◆ THE EXERCISE ◆
Please print all of the material below, word for word.

======== DATA SECTION ========

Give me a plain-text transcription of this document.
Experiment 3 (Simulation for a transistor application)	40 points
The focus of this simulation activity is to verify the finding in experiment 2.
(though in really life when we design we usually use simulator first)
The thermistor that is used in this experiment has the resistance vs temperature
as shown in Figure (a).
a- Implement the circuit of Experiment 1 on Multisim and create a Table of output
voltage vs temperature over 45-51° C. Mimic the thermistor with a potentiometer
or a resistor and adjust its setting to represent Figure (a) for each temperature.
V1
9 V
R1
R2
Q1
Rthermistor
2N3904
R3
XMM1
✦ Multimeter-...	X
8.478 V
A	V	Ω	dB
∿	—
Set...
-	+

========

◆ FINAL RESULT ◆
Give me a plain-text transcription of this document.
Experiment 3 (Simulation for a transistor application)	40 points
The focus of this simulation activity is to verify the finding in experiment 2.
(though in really life when we design we usually use simulator first)
The thermistor that is used in this experiment has the resistance vs temperature
as shown in Figure (a).
a- Implement the circuit of Experiment 1 on Multisim and create a Table of output
voltage vs temperature over 45-51° C. Mimic the thermistor with a potentiometer
or a resistor and adjust its setting to represent Figure (a) for each temperature.
V1
9 V
R1
R2
Q1
Rthermistor
2N3904
R3
XMM1
✦ Multimeter-...	X
8.478 V
A	V	Ω	dB
∿	—
Set...
-	+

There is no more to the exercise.